_Data records_
--------------------

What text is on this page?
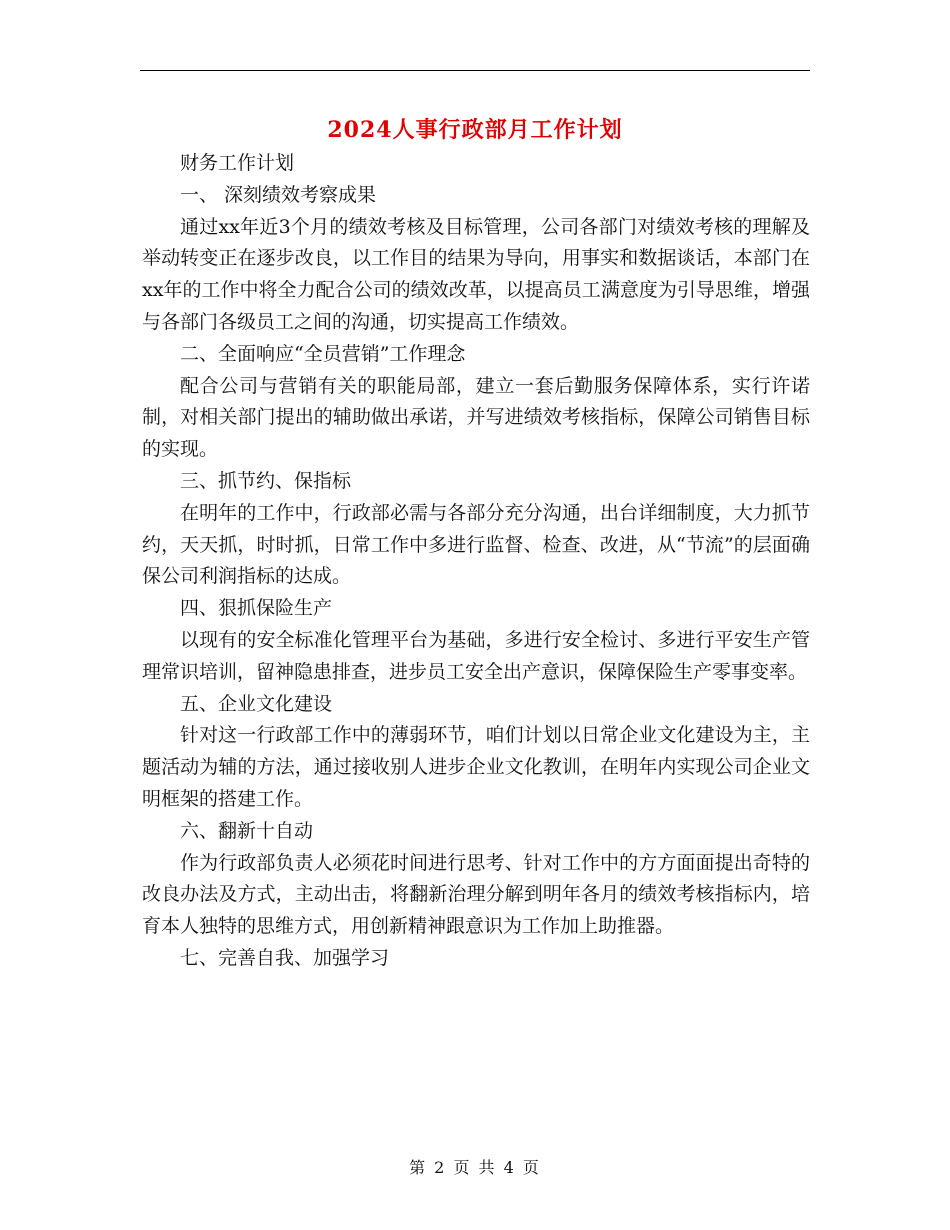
2024人事行政部月工作计划

财务工作计划

一、 深刻绩效考察成果

通过xx年近3个月的绩效考核及目标管理，公司各部门对绩效考核的理解及举动转变正在逐步改良，以工作目的结果为导向，用事实和数据谈话，本部门在xx年的工作中将全力配合公司的绩效改革，以提高员工满意度为引导思维，增强与各部门各级员工之间的沟通，切实提高工作绩效。

二、全面响应“全员营销”工作理念

配合公司与营销有关的职能局部，建立一套后勤服务保障体系，实行许诺制，对相关部门提出的辅助做出承诺，并写进绩效考核指标，保障公司销售目标的实现。

三、抓节约、保指标

在明年的工作中，行政部必需与各部分充分沟通，出台详细制度，大力抓节约，天天抓，时时抓，日常工作中多进行监督、检查、改进，从“节流”的层面确保公司利润指标的达成。

四、狠抓保险生产

以现有的安全标准化管理平台为基础，多进行安全检讨、多进行平安生产管理常识培训，留神隐患排查，进步员工安全出产意识，保障保险生产零事变率。

五、企业文化建设

针对这一行政部工作中的薄弱环节，咱们计划以日常企业文化建设为主，主题活动为辅的方法，通过接收别人进步企业文化教训，在明年内实现公司企业文明框架的搭建工作。

六、翻新十自动

作为行政部负责人必须花时间进行思考、针对工作中的方方面面提出奇特的改良办法及方式，主动出击，将翻新治理分解到明年各月的绩效考核指标内，培育本人独特的思维方式，用创新精神跟意识为工作加上助推器。

七、完善自我、加强学习

第 2 页 共 4 页
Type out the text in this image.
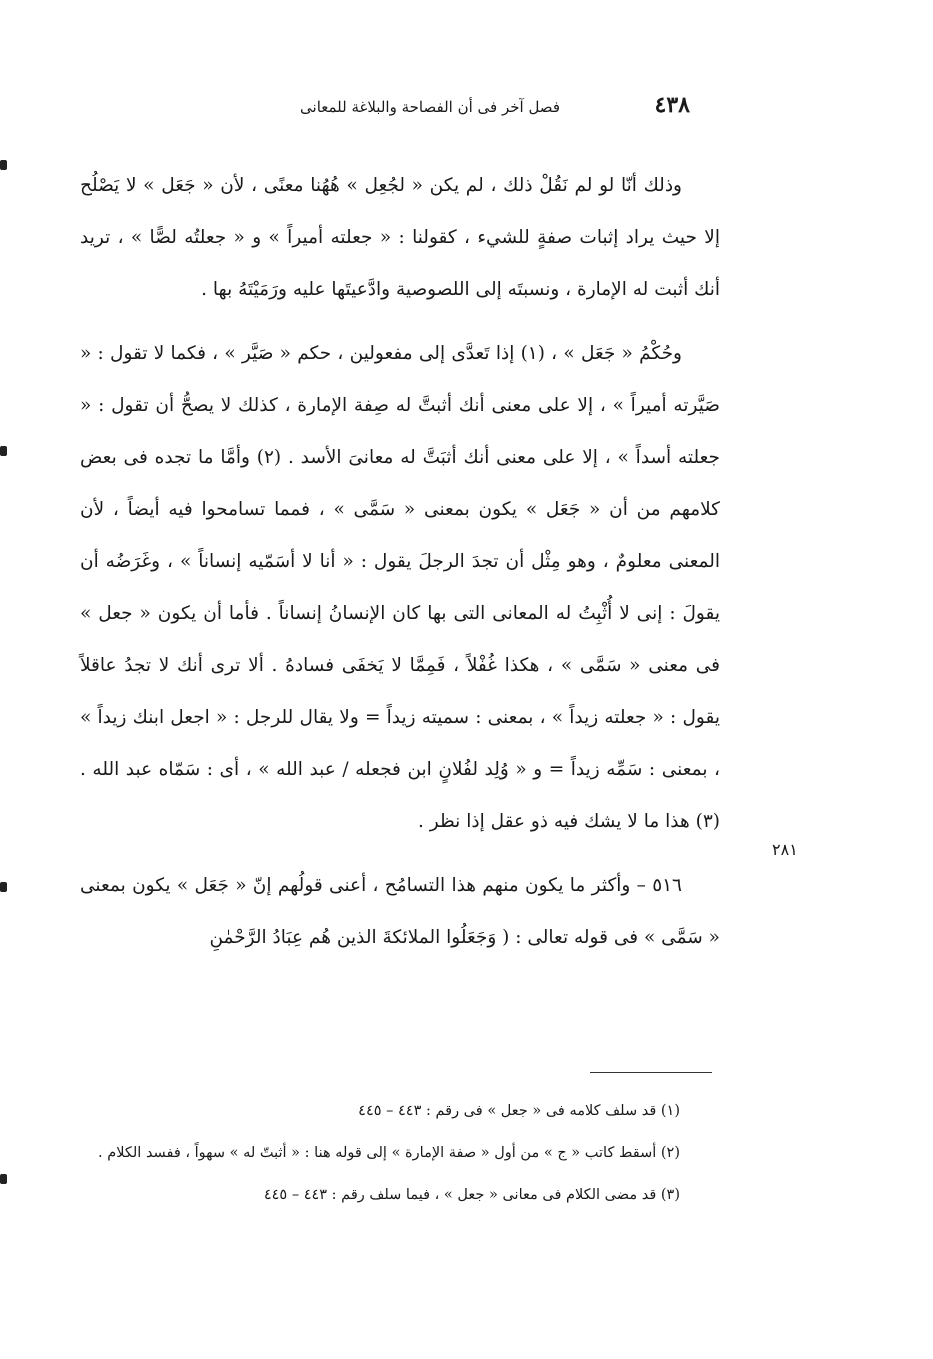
٤٣٨
فصل آخر فى أن الفصاحة والبلاغة للمعانى

وذلك أنّا لو لم نَقُلْ ذلك ، لم يكن « لجُعِل » هُهُنا معنًى ، لأن « جَعَل » لا يَصْلُح إلا حيث يراد إثبات صفةٍ للشيء ، كقولنا : « جعلته أميراً » و « جعلتُه لصًّا » ، تريد أنك أثبت له الإمارة ، ونسبتَه إلى اللصوصية وادَّعيتَها عليه ورَمَيْتَهُ بها .

وحُكْمُ « جَعَل » ، (١) إذا تَعدَّى إلى مفعولين ، حكم « صَيَّر » ، فكما لا تقول : « صَيَّرته أميراً » ، إلا على معنى أنك أثبتَّ له صِفة الإمارة ، كذلك لا يصحُّ أن تقول : « جعلته أسداً » ، إلا على معنى أنك أثبَتَّ له معانىَ الأسد . (٢) وأمَّا ما تجده فى بعض كلامهم من أن « جَعَل » يكون بمعنى « سَمَّى » ، فمما تسامحوا فيه أيضاً ، لأن المعنى معلومٌ ، وهو مِثْل أن تجدَ الرجلَ يقول : « أنا لا أسَمّيه إنساناً » ، وغَرَضُه أن يقولَ : إنى لا أُثْبِتُ له المعانى التى بها كان الإنسانُ إنساناً . فأما أن يكون « جعل » فى معنى « سَمَّى » ، هكذا غُفْلاً ، فَمِمَّا لا يَخفَى فسادهُ . ألا ترى أنك لا تجدُ عاقلاً يقول : « جعلته زيداً » ، بمعنى : سميته زيداً = ولا يقال للرجل : « اجعل ابنك زيداً » ، بمعنى : سَمِّه زيداً = و « وُلِد لفُلانٍ ابن فجعله / عبد الله » ، أى : سَمّاه عبد الله . (٣) هذا ما لا يشك فيه ذو عقل إذا نظر .

٥١٦ – وأكثر ما يكون منهم هذا التسامُح ، أعنى قولُهم إنّ « جَعَل » يكون بمعنى « سَمَّى » فى قوله تعالى : ( وَجَعَلُوا الملائكةَ الذين هُم عِبَادُ الرَّحْمٰنِ

٢٨١
(١) قد سلف كلامه فى « جعل » فى رقم : ٤٤٣ – ٤٤٥
(٢) أسقط كاتب « ج » من أول « صفة الإمارة » إلى قوله هنا : « أثبتّ له » سهواً ، ففسد الكلام .
(٣) قد مضى الكلام فى معانى « جعل » ، فيما سلف رقم : ٤٤٣ – ٤٤٥
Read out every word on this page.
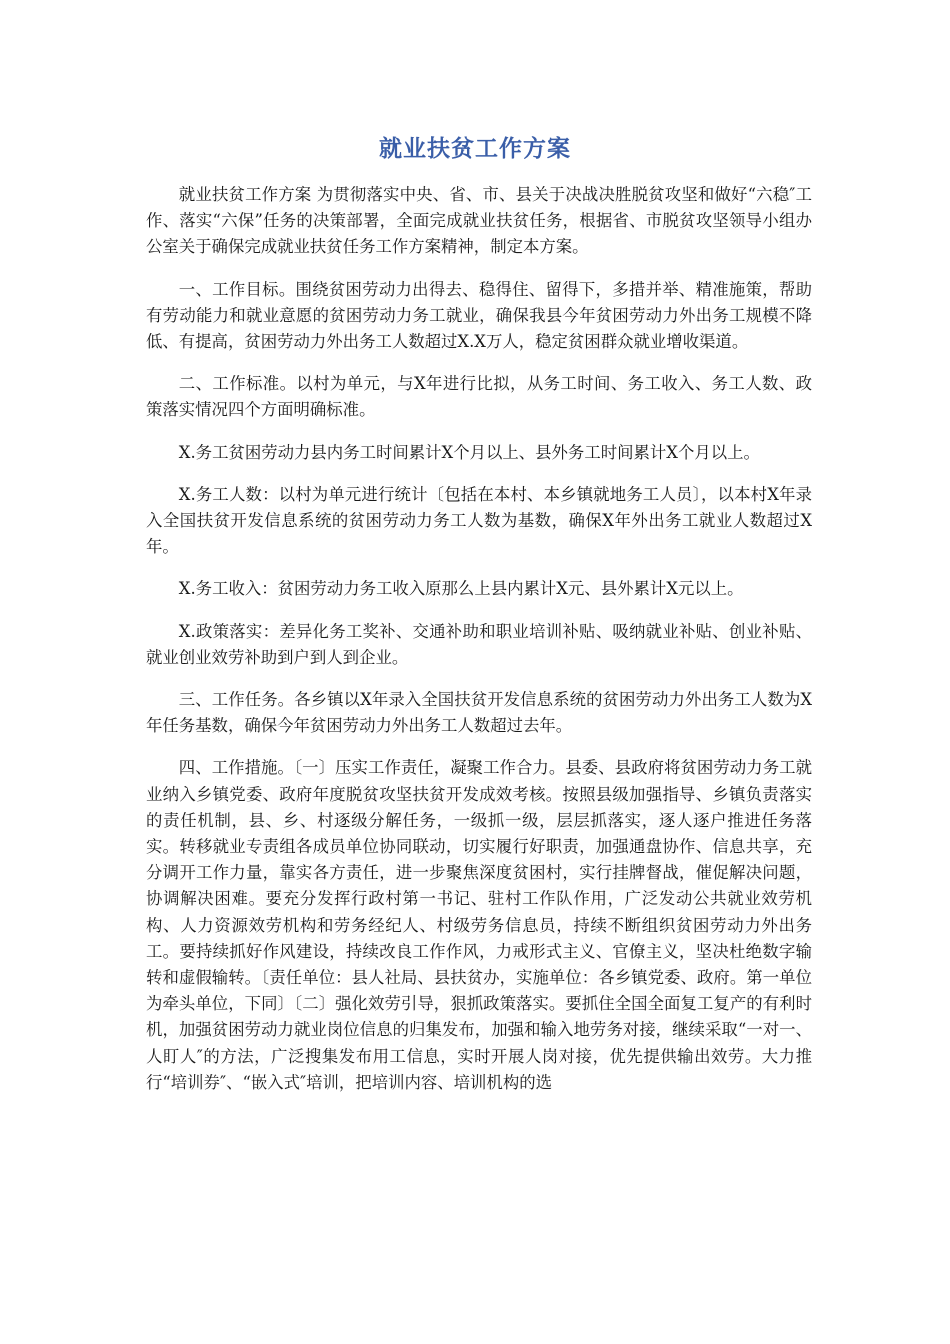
就业扶贫工作方案

就业扶贫工作方案 为贯彻落实中央、省、市、县关于决战决胜脱贫攻坚和做好“六稳″工作、落实“六保”任务的决策部署，全面完成就业扶贫任务，根据省、市脱贫攻坚领导小组办公室关于确保完成就业扶贫任务工作方案精神，制定本方案。

一、工作目标。围绕贫困劳动力出得去、稳得住、留得下，多措并举、精准施策，帮助有劳动能力和就业意愿的贫困劳动力务工就业，确保我县今年贫困劳动力外出务工规模不降低、有提高，贫困劳动力外出务工人数超过X.X万人，稳定贫困群众就业增收渠道。

二、工作标准。以村为单元，与X年进行比拟，从务工时间、务工收入、务工人数、政策落实情况四个方面明确标准。

X.务工贫困劳动力县内务工时间累计X个月以上、县外务工时间累计X个月以上。

X.务工人数：以村为单元进行统计〔包括在本村、本乡镇就地务工人员〕，以本村X年录入全国扶贫开发信息系统的贫困劳动力务工人数为基数，确保X年外出务工就业人数超过X年。

X.务工收入：贫困劳动力务工收入原那么上县内累计X元、县外累计X元以上。

X.政策落实：差异化务工奖补、交通补助和职业培训补贴、吸纳就业补贴、创业补贴、就业创业效劳补助到户到人到企业。

三、工作任务。各乡镇以X年录入全国扶贫开发信息系统的贫困劳动力外出务工人数为X年任务基数，确保今年贫困劳动力外出务工人数超过去年。

四、工作措施。〔一〕压实工作责任，凝聚工作合力。县委、县政府将贫困劳动力务工就业纳入乡镇党委、政府年度脱贫攻坚扶贫开发成效考核。按照县级加强指导、乡镇负责落实的责任机制，县、乡、村逐级分解任务，一级抓一级，层层抓落实，逐人逐户推进任务落实。转移就业专责组各成员单位协同联动，切实履行好职责，加强通盘协作、信息共享，充分调开工作力量，靠实各方责任，进一步聚焦深度贫困村，实行挂牌督战，催促解决问题，协调解决困难。要充分发挥行政村第一书记、驻村工作队作用，广泛发动公共就业效劳机构、人力资源效劳机构和劳务经纪人、村级劳务信息员，持续不断组织贫困劳动力外出务工。要持续抓好作风建设，持续改良工作作风，力戒形式主义、官僚主义，坚决杜绝数字输转和虚假输转。〔责任单位：县人社局、县扶贫办，实施单位：各乡镇党委、政府。第一单位为牵头单位，下同〕〔二〕强化效劳引导，狠抓政策落实。要抓住全国全面复工复产的有利时机，加强贫困劳动力就业岗位信息的归集发布，加强和输入地劳务对接，继续采取“一对一、人盯人″的方法，广泛搜集发布用工信息，实时开展人岗对接，优先提供输出效劳。大力推行“培训券″、“嵌入式″培训，把培训内容、培训机构的选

--------------------

_DIRECTIONS_
Every line is to be duplicated exactly, though pictures stay out.

_EXPECTED ANSWER_
What text is on this page?
2024人事行政部月工作计划

财务工作计划

一、 深刻绩效考察成果

通过xx年近3个月的绩效考核及目标管理，公司各部门对绩效考核的理解及举动转变正在逐步改良，以工作目的结果为导向，用事实和数据谈话，本部门在xx年的工作中将全力配合公司的绩效改革，以提高员工满意度为引导思维，增强与各部门各级员工之间的沟通，切实提高工作绩效。

二、全面响应“全员营销”工作理念

配合公司与营销有关的职能局部，建立一套后勤服务保障体系，实行许诺制，对相关部门提出的辅助做出承诺，并写进绩效考核指标，保障公司销售目标的实现。

三、抓节约、保指标

在明年的工作中，行政部必需与各部分充分沟通，出台详细制度，大力抓节约，天天抓，时时抓，日常工作中多进行监督、检查、改进，从“节流”的层面确保公司利润指标的达成。

四、狠抓保险生产

以现有的安全标准化管理平台为基础，多进行安全检讨、多进行平安生产管理常识培训，留神隐患排查，进步员工安全出产意识，保障保险生产零事变率。

五、企业文化建设

针对这一行政部工作中的薄弱环节，咱们计划以日常企业文化建设为主，主题活动为辅的方法，通过接收别人进步企业文化教训，在明年内实现公司企业文明框架的搭建工作。

六、翻新十自动

作为行政部负责人必须花时间进行思考、针对工作中的方方面面提出奇特的改良办法及方式，主动出击，将翻新治理分解到明年各月的绩效考核指标内，培育本人独特的思维方式，用创新精神跟意识为工作加上助推器。

七、完善自我、加强学习

第 2 页 共 4 页
Type out the text in this image.
٤٣٨
فصل آخر فى أن الفصاحة والبلاغة للمعانى

وذلك أنّا لو لم نَقُلْ ذلك ، لم يكن « لجُعِل » هُهُنا معنًى ، لأن « جَعَل » لا يَصْلُح إلا حيث يراد إثبات صفةٍ للشيء ، كقولنا : « جعلته أميراً » و « جعلتُه لصًّا » ، تريد أنك أثبت له الإمارة ، ونسبتَه إلى اللصوصية وادَّعيتَها عليه ورَمَيْتَهُ بها .

وحُكْمُ « جَعَل » ، (١) إذا تَعدَّى إلى مفعولين ، حكم « صَيَّر » ، فكما لا تقول : « صَيَّرته أميراً » ، إلا على معنى أنك أثبتَّ له صِفة الإمارة ، كذلك لا يصحُّ أن تقول : « جعلته أسداً » ، إلا على معنى أنك أثبَتَّ له معانىَ الأسد . (٢) وأمَّا ما تجده فى بعض كلامهم من أن « جَعَل » يكون بمعنى « سَمَّى » ، فمما تسامحوا فيه أيضاً ، لأن المعنى معلومٌ ، وهو مِثْل أن تجدَ الرجلَ يقول : « أنا لا أسَمّيه إنساناً » ، وغَرَضُه أن يقولَ : إنى لا أُثْبِتُ له المعانى التى بها كان الإنسانُ إنساناً . فأما أن يكون « جعل » فى معنى « سَمَّى » ، هكذا غُفْلاً ، فَمِمَّا لا يَخفَى فسادهُ . ألا ترى أنك لا تجدُ عاقلاً يقول : « جعلته زيداً » ، بمعنى : سميته زيداً = ولا يقال للرجل : « اجعل ابنك زيداً » ، بمعنى : سَمِّه زيداً = و « وُلِد لفُلانٍ ابن فجعله / عبد الله » ، أى : سَمّاه عبد الله . (٣) هذا ما لا يشك فيه ذو عقل إذا نظر .

٥١٦ – وأكثر ما يكون منهم هذا التسامُح ، أعنى قولُهم إنّ « جَعَل » يكون بمعنى « سَمَّى » فى قوله تعالى : ( وَجَعَلُوا الملائكةَ الذين هُم عِبَادُ الرَّحْمٰنِ

٢٨١
(١) قد سلف كلامه فى « جعل » فى رقم : ٤٤٣ – ٤٤٥
(٢) أسقط كاتب « ج » من أول « صفة الإمارة » إلى قوله هنا : « أثبتّ له » سهواً ، ففسد الكلام .
(٣) قد مضى الكلام فى معانى « جعل » ، فيما سلف رقم : ٤٤٣ – ٤٤٥
Read out every word on this page.
就业扶贫工作方案

就业扶贫工作方案 为贯彻落实中央、省、市、县关于决战决胜脱贫攻坚和做好“六稳″工作、落实“六保”任务的决策部署，全面完成就业扶贫任务，根据省、市脱贫攻坚领导小组办公室关于确保完成就业扶贫任务工作方案精神，制定本方案。

一、工作目标。围绕贫困劳动力出得去、稳得住、留得下，多措并举、精准施策，帮助有劳动能力和就业意愿的贫困劳动力务工就业，确保我县今年贫困劳动力外出务工规模不降低、有提高，贫困劳动力外出务工人数超过X.X万人，稳定贫困群众就业增收渠道。

二、工作标准。以村为单元，与X年进行比拟，从务工时间、务工收入、务工人数、政策落实情况四个方面明确标准。

X.务工贫困劳动力县内务工时间累计X个月以上、县外务工时间累计X个月以上。

X.务工人数：以村为单元进行统计〔包括在本村、本乡镇就地务工人员〕，以本村X年录入全国扶贫开发信息系统的贫困劳动力务工人数为基数，确保X年外出务工就业人数超过X年。

X.务工收入：贫困劳动力务工收入原那么上县内累计X元、县外累计X元以上。

X.政策落实：差异化务工奖补、交通补助和职业培训补贴、吸纳就业补贴、创业补贴、就业创业效劳补助到户到人到企业。

三、工作任务。各乡镇以X年录入全国扶贫开发信息系统的贫困劳动力外出务工人数为X年任务基数，确保今年贫困劳动力外出务工人数超过去年。

四、工作措施。〔一〕压实工作责任，凝聚工作合力。县委、县政府将贫困劳动力务工就业纳入乡镇党委、政府年度脱贫攻坚扶贫开发成效考核。按照县级加强指导、乡镇负责落实的责任机制，县、乡、村逐级分解任务，一级抓一级，层层抓落实，逐人逐户推进任务落实。转移就业专责组各成员单位协同联动，切实履行好职责，加强通盘协作、信息共享，充分调开工作力量，靠实各方责任，进一步聚焦深度贫困村，实行挂牌督战，催促解决问题，协调解决困难。要充分发挥行政村第一书记、驻村工作队作用，广泛发动公共就业效劳机构、人力资源效劳机构和劳务经纪人、村级劳务信息员，持续不断组织贫困劳动力外出务工。要持续抓好作风建设，持续改良工作作风，力戒形式主义、官僚主义，坚决杜绝数字输转和虚假输转。〔责任单位：县人社局、县扶贫办，实施单位：各乡镇党委、政府。第一单位为牵头单位，下同〕〔二〕强化效劳引导，狠抓政策落实。要抓住全国全面复工复产的有利时机，加强贫困劳动力就业岗位信息的归集发布，加强和输入地劳务对接，继续采取“一对一、人盯人″的方法，广泛搜集发布用工信息，实时开展人岗对接，优先提供输出效劳。大力推行“培训券″、“嵌入式″培训，把培训内容、培训机构的选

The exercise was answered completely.